▸ Requirement:
Return all the entries exactly, keeping pictures out.

▸ Records for this task:
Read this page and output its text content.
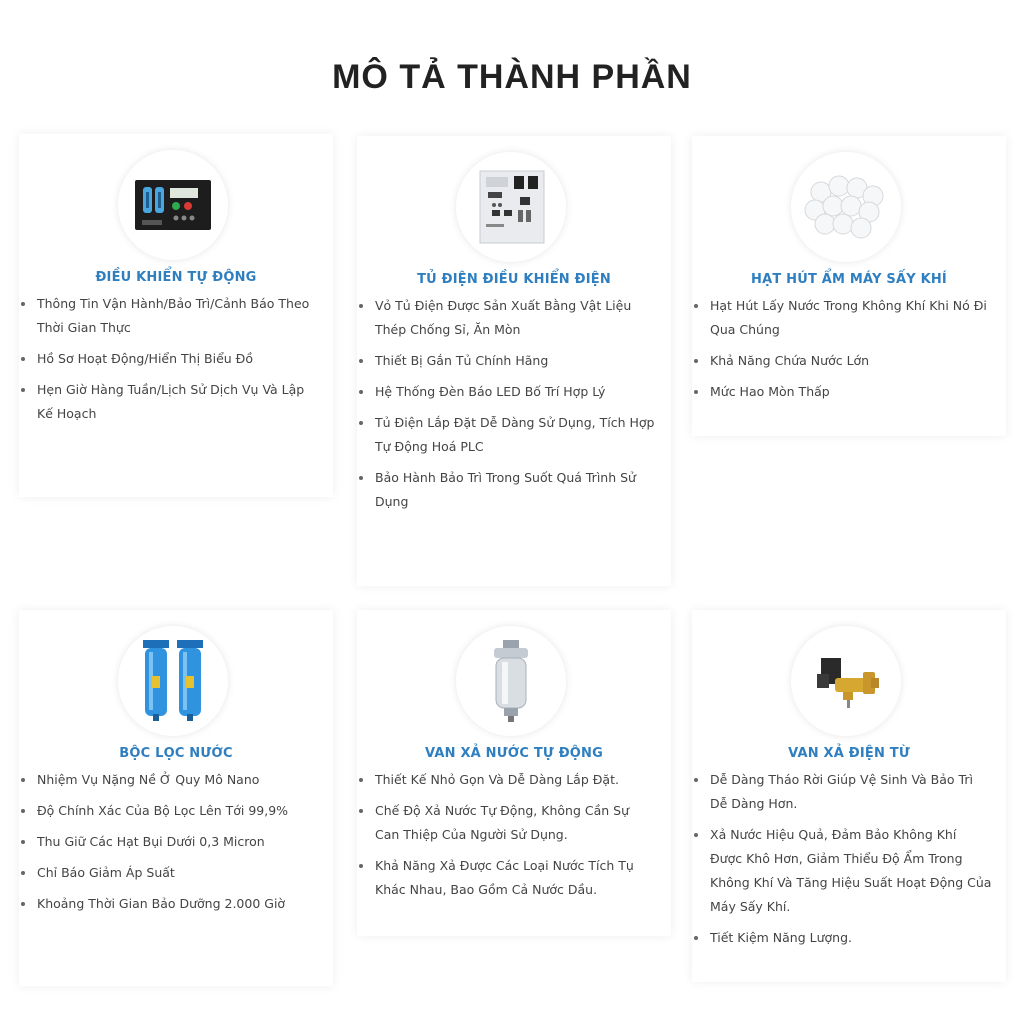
MÔ TẢ THÀNH PHẦN
ĐIỀU KHIỂN TỰ ĐỘNG
Thông Tin Vận Hành/Bảo Trì/Cảnh Báo Theo Thời Gian Thực
Hồ Sơ Hoạt Động/Hiển Thị Biểu Đồ
Hẹn Giờ Hàng Tuần/Lịch Sử Dịch Vụ Và Lập Kế Hoạch
TỦ ĐIỆN ĐIỀU KHIỂN ĐIỆN
Vỏ Tủ Điện Được Sản Xuất Bằng Vật Liệu Thép Chống Sỉ, Ăn Mòn
Thiết Bị Gắn Tủ Chính Hãng
Hệ Thống Đèn Báo LED Bố Trí Hợp Lý
Tủ Điện Lắp Đặt Dễ Dàng Sử Dụng, Tích Hợp Tự Động Hoá PLC
Bảo Hành Bảo Trì Trong Suốt Quá Trình Sử Dụng
HẠT HÚT ẨM MÁY SẤY KHÍ
Hạt Hút Lấy Nước Trong Không Khí Khi Nó Đi Qua Chúng
Khả Năng Chứa Nước Lớn
Mức Hao Mòn Thấp
BỘC LỌC NƯỚC
Nhiệm Vụ Nặng Nề Ở Quy Mô Nano
Độ Chính Xác Của Bộ Lọc Lên Tới 99,9%
Thu Giữ Các Hạt Bụi Dưới 0,3 Micron
Chỉ Báo Giảm Áp Suất
Khoảng Thời Gian Bảo Dưỡng 2.000 Giờ
VAN XẢ NƯỚC TỰ ĐỘNG
Thiết Kế Nhỏ Gọn Và Dễ Dàng Lắp Đặt.
Chế Độ Xả Nước Tự Động, Không Cần Sự Can Thiệp Của Người Sử Dụng.
Khả Năng Xả Được Các Loại Nước Tích Tụ Khác Nhau, Bao Gồm Cả Nước Dầu.
VAN XẢ ĐIỆN TỪ
Dễ Dàng Tháo Rời Giúp Vệ Sinh Và Bảo Trì Dễ Dàng Hơn.
Xả Nước Hiệu Quả, Đảm Bảo Không Khí Được Khô Hơn, Giảm Thiểu Độ Ẩm Trong Không Khí Và Tăng Hiệu Suất Hoạt Động Của Máy Sấy Khí.
Tiết Kiệm Năng Lượng.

▸ Solved exercise:
Read this page and output its text content.
MÔ TẢ THÀNH PHẦN
ĐIỀU KHIỂN TỰ ĐỘNG
Thông Tin Vận Hành/Bảo Trì/Cảnh Báo Theo Thời Gian Thực
Hồ Sơ Hoạt Động/Hiển Thị Biểu Đồ
Hẹn Giờ Hàng Tuần/Lịch Sử Dịch Vụ Và Lập Kế Hoạch
TỦ ĐIỆN ĐIỀU KHIỂN ĐIỆN
Vỏ Tủ Điện Được Sản Xuất Bằng Vật Liệu Thép Chống Sỉ, Ăn Mòn
Thiết Bị Gắn Tủ Chính Hãng
Hệ Thống Đèn Báo LED Bố Trí Hợp Lý
Tủ Điện Lắp Đặt Dễ Dàng Sử Dụng, Tích Hợp Tự Động Hoá PLC
Bảo Hành Bảo Trì Trong Suốt Quá Trình Sử Dụng
HẠT HÚT ẨM MÁY SẤY KHÍ
Hạt Hút Lấy Nước Trong Không Khí Khi Nó Đi Qua Chúng
Khả Năng Chứa Nước Lớn
Mức Hao Mòn Thấp
BỘC LỌC NƯỚC
Nhiệm Vụ Nặng Nề Ở Quy Mô Nano
Độ Chính Xác Của Bộ Lọc Lên Tới 99,9%
Thu Giữ Các Hạt Bụi Dưới 0,3 Micron
Chỉ Báo Giảm Áp Suất
Khoảng Thời Gian Bảo Dưỡng 2.000 Giờ
VAN XẢ NƯỚC TỰ ĐỘNG
Thiết Kế Nhỏ Gọn Và Dễ Dàng Lắp Đặt.
Chế Độ Xả Nước Tự Động, Không Cần Sự Can Thiệp Của Người Sử Dụng.
Khả Năng Xả Được Các Loại Nước Tích Tụ Khác Nhau, Bao Gồm Cả Nước Dầu.
VAN XẢ ĐIỆN TỪ
Dễ Dàng Tháo Rời Giúp Vệ Sinh Và Bảo Trì Dễ Dàng Hơn.
Xả Nước Hiệu Quả, Đảm Bảo Không Khí Được Khô Hơn, Giảm Thiểu Độ Ẩm Trong Không Khí Và Tăng Hiệu Suất Hoạt Động Của Máy Sấy Khí.
Tiết Kiệm Năng Lượng.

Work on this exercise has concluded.